> [THE EXERCISE]: Can you rewrite the data from its first line through the line containing "- note-text: La" as a numbered list, leaving out any blank lines?

--- SOURCE MATERIAL ---

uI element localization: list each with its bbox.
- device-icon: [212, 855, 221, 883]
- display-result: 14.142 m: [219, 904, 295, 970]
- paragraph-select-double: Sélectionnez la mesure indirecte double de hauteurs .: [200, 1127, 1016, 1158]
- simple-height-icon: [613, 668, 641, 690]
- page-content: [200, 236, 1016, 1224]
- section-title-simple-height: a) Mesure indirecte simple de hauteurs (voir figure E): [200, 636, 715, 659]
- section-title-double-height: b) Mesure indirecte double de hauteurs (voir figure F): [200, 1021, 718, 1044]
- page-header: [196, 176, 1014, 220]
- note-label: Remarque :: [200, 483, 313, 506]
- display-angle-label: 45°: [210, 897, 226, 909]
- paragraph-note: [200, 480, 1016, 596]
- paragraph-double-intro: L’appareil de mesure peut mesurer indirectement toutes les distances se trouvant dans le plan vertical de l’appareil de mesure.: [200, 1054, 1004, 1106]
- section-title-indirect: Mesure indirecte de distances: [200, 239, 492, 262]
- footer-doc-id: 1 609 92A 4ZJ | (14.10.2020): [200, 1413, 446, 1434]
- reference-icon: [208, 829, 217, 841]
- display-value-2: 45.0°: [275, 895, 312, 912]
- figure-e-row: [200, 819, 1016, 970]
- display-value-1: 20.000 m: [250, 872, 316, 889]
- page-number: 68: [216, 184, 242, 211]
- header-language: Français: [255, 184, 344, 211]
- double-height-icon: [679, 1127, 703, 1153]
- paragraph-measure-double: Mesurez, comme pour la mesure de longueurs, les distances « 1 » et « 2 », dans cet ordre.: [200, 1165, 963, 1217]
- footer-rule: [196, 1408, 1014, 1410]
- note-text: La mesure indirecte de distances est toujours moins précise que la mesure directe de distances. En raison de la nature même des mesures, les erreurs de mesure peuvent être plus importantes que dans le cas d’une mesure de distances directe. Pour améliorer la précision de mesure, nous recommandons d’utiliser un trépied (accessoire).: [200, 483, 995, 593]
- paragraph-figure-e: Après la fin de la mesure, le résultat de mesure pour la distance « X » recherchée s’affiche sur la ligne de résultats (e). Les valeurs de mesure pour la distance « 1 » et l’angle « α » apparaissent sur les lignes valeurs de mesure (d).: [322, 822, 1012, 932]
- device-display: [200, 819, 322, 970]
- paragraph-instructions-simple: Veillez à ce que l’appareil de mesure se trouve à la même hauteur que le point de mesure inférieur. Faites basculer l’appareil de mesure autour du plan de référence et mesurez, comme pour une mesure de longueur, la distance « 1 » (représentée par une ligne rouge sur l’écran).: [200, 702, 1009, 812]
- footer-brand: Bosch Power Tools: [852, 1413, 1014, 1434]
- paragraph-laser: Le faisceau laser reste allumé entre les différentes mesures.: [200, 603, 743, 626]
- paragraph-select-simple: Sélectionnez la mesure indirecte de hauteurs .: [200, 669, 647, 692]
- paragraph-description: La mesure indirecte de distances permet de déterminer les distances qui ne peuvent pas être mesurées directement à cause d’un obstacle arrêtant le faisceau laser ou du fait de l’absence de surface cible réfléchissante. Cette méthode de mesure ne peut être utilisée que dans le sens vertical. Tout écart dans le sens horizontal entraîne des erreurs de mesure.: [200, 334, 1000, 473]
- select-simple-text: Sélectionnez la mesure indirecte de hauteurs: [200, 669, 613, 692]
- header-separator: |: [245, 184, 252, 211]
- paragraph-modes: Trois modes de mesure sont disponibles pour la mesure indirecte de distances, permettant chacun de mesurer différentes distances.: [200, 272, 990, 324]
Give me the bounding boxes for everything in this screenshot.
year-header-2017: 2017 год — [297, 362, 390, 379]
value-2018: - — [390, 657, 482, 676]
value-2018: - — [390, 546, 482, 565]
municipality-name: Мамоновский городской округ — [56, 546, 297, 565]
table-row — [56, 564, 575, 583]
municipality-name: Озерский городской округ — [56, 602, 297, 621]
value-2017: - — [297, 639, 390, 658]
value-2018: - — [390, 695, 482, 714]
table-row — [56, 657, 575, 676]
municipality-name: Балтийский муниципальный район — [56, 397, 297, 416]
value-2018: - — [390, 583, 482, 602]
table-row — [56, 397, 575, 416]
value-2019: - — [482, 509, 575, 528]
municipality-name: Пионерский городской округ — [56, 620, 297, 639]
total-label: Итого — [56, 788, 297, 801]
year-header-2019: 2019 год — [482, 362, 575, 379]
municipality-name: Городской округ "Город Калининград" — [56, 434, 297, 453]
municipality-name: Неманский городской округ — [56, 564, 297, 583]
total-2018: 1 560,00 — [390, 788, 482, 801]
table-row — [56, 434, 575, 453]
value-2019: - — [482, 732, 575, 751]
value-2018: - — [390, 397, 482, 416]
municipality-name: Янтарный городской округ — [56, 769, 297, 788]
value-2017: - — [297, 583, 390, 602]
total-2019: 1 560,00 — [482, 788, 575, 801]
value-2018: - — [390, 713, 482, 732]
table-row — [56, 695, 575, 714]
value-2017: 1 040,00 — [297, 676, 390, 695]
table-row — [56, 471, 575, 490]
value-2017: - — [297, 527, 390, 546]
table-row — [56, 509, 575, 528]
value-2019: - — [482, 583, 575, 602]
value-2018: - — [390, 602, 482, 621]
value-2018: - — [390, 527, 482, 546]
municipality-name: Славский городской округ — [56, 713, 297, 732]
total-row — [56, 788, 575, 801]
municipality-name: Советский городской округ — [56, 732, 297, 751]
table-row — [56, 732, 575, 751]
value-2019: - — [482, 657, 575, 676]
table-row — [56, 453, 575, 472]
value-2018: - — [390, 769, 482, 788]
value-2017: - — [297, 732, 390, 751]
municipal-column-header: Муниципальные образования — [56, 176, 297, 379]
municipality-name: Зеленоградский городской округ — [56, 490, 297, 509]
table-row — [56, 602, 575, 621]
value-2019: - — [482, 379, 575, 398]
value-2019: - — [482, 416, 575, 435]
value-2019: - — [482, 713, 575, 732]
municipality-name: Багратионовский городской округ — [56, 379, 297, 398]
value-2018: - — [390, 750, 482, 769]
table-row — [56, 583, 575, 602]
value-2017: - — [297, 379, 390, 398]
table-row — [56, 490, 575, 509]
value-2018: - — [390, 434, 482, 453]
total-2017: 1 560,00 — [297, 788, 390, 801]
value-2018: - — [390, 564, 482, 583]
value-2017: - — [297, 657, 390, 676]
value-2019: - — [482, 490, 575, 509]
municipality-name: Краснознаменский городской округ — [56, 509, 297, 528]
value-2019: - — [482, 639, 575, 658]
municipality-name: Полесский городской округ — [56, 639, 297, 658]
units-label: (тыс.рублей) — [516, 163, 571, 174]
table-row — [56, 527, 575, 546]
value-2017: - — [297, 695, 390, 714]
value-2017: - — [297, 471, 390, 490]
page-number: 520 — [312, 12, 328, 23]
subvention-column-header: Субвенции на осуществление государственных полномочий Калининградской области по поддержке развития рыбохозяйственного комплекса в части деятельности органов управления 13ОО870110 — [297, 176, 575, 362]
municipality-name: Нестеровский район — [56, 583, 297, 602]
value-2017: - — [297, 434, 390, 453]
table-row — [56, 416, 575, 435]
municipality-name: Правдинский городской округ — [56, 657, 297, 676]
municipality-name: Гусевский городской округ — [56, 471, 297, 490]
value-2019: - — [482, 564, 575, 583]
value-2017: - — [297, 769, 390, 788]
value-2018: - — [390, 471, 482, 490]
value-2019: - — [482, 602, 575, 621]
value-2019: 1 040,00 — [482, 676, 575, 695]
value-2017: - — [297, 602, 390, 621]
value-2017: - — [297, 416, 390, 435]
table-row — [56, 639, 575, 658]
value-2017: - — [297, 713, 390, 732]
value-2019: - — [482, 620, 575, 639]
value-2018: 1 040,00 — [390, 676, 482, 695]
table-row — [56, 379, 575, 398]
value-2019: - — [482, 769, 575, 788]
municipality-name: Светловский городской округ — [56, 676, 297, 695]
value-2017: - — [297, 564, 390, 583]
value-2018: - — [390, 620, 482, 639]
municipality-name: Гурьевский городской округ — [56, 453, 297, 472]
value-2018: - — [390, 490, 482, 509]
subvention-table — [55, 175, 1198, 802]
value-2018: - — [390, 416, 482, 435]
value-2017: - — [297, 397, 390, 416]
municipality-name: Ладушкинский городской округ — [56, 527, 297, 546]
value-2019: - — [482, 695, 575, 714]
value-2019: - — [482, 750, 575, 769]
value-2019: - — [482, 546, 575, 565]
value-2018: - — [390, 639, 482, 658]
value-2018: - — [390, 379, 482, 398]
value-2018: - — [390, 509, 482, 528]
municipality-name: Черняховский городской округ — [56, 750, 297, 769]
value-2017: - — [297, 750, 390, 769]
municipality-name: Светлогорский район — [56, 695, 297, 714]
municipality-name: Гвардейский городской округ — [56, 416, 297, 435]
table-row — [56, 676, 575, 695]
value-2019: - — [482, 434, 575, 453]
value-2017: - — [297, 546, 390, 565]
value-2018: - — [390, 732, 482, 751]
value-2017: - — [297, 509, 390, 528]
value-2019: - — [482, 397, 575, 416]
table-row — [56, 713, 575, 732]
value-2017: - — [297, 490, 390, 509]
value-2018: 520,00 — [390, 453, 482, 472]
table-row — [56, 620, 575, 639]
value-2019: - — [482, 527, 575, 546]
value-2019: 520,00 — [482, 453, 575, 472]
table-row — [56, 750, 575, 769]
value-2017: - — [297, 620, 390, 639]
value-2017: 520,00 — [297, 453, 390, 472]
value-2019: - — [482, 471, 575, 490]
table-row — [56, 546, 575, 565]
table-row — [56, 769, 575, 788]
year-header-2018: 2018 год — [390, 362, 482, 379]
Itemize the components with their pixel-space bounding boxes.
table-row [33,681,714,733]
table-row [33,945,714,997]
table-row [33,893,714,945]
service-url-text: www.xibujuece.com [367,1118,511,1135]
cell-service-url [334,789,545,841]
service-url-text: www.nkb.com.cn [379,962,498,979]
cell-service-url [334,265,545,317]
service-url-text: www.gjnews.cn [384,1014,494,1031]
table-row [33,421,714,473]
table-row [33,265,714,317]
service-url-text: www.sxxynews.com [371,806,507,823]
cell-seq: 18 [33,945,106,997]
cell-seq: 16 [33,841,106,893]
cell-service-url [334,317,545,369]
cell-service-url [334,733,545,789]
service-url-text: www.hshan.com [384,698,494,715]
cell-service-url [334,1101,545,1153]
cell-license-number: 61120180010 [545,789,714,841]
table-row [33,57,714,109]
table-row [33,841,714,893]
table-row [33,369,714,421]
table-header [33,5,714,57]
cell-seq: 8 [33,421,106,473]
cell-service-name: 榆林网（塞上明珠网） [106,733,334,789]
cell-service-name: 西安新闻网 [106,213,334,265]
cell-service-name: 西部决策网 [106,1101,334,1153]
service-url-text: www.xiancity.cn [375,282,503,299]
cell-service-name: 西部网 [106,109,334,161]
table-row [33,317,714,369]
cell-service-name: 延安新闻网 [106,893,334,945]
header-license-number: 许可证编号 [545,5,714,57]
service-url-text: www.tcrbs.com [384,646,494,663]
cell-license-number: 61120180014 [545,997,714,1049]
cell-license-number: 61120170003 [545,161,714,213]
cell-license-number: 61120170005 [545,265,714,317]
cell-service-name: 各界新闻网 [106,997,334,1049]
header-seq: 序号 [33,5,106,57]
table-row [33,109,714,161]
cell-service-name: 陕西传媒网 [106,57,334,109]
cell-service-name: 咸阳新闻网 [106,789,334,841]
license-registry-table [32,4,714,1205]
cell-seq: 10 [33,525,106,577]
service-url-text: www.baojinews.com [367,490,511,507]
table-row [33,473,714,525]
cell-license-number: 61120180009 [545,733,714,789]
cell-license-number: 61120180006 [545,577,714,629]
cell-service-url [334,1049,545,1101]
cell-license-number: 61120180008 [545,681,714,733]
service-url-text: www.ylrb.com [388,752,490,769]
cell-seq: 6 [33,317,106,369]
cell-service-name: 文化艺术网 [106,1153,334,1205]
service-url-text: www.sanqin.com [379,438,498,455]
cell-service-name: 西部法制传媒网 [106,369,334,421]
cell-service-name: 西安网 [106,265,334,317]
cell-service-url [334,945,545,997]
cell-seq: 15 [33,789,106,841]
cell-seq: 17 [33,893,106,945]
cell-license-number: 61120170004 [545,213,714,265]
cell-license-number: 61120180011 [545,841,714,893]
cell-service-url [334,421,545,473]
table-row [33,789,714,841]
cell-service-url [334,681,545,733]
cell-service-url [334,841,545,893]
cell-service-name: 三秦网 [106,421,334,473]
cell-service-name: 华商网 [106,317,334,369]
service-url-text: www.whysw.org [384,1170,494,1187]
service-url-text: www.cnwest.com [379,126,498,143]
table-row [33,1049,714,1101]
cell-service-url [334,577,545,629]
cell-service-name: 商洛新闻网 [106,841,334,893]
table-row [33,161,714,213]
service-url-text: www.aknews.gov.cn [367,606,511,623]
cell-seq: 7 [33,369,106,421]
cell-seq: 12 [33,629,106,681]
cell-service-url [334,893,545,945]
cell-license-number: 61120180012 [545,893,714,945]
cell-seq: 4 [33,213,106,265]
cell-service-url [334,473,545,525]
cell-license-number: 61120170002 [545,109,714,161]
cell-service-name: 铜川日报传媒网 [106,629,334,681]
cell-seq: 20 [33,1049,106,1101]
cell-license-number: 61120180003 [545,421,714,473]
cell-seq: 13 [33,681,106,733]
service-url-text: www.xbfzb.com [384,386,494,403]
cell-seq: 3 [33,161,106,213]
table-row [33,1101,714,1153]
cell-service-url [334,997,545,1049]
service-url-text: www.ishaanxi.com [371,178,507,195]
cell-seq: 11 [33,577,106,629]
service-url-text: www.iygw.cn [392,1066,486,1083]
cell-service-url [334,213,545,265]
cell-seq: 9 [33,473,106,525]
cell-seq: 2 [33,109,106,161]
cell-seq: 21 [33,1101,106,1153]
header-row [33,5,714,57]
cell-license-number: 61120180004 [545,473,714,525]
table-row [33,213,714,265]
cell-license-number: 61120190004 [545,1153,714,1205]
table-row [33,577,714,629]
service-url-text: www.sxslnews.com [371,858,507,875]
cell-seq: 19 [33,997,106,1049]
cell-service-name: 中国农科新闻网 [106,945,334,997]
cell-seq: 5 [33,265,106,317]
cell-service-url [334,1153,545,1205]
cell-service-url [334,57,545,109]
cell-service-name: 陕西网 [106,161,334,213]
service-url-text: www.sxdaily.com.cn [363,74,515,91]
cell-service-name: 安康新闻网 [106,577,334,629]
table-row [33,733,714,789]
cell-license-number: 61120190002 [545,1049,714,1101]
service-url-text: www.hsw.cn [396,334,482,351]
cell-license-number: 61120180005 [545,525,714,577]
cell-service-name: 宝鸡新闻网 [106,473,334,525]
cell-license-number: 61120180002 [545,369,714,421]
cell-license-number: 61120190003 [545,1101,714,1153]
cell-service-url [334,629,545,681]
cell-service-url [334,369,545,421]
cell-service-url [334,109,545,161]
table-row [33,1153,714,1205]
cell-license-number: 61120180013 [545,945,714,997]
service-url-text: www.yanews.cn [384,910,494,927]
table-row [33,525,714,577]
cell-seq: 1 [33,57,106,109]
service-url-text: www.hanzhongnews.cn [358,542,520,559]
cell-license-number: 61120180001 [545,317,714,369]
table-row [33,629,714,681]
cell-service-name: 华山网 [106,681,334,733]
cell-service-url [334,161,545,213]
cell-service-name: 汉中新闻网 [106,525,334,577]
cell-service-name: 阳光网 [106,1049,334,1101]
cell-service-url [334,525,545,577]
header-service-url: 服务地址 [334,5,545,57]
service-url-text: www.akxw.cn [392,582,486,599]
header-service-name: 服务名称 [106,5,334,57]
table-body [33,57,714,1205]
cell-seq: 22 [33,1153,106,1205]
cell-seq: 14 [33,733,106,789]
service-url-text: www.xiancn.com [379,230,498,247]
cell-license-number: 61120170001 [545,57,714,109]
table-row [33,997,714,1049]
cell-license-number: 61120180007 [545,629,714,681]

---

> [THE REPLY]:
1. uI element localization: list each with its bbox.
2. - device-icon: [212, 855, 221, 883]
3. - display-result: 14.142 m: [219, 904, 295, 970]
4. - paragraph-select-double: Sélectionnez la mesure indirecte double de hauteurs .: [200, 1127, 1016, 1158]
5. - simple-height-icon: [613, 668, 641, 690]
6. - page-content: [200, 236, 1016, 1224]
7. - section-title-simple-height: a) Mesure indirecte simple de hauteurs (voir figure E): [200, 636, 715, 659]
8. - section-title-double-height: b) Mesure indirecte double de hauteurs (voir figure F): [200, 1021, 718, 1044]
9. - page-header: [196, 176, 1014, 220]
10. - note-label: Remarque :: [200, 483, 313, 506]
11. - display-angle-label: 45°: [210, 897, 226, 909]
12. - paragraph-note: [200, 480, 1016, 596]
13. - paragraph-double-intro: L’appareil de mesure peut mesurer indirectement toutes les distances se trouvant dans le plan vertical de l’appareil de mesure.: [200, 1054, 1004, 1106]
14. - section-title-indirect: Mesure indirecte de distances: [200, 239, 492, 262]
15. - footer-doc-id: 1 609 92A 4ZJ | (14.10.2020): [200, 1413, 446, 1434]
16. - reference-icon: [208, 829, 217, 841]
17. - display-value-2: 45.0°: [275, 895, 312, 912]
18. - figure-e-row: [200, 819, 1016, 970]
19. - display-value-1: 20.000 m: [250, 872, 316, 889]
20. - page-number: 68: [216, 184, 242, 211]
21. - header-language: Français: [255, 184, 344, 211]
22. - double-height-icon: [679, 1127, 703, 1153]
23. - paragraph-measure-double: Mesurez, comme pour la mesure de longueurs, les distances « 1 » et « 2 », dans cet ordre.: [200, 1165, 963, 1217]
24. - footer-rule: [196, 1408, 1014, 1410]
25. - note-text: La mesure indirecte de distances est toujours moins précise que la mesure directe de distances. En raison de la nature même des mesures, les erreurs de mesure peuvent être plus importantes que dans le cas d’une mesure de distances directe. Pour améliorer la précision de mesure, nous recommandons d’utiliser un trépied (accessoire).: [200, 483, 995, 593]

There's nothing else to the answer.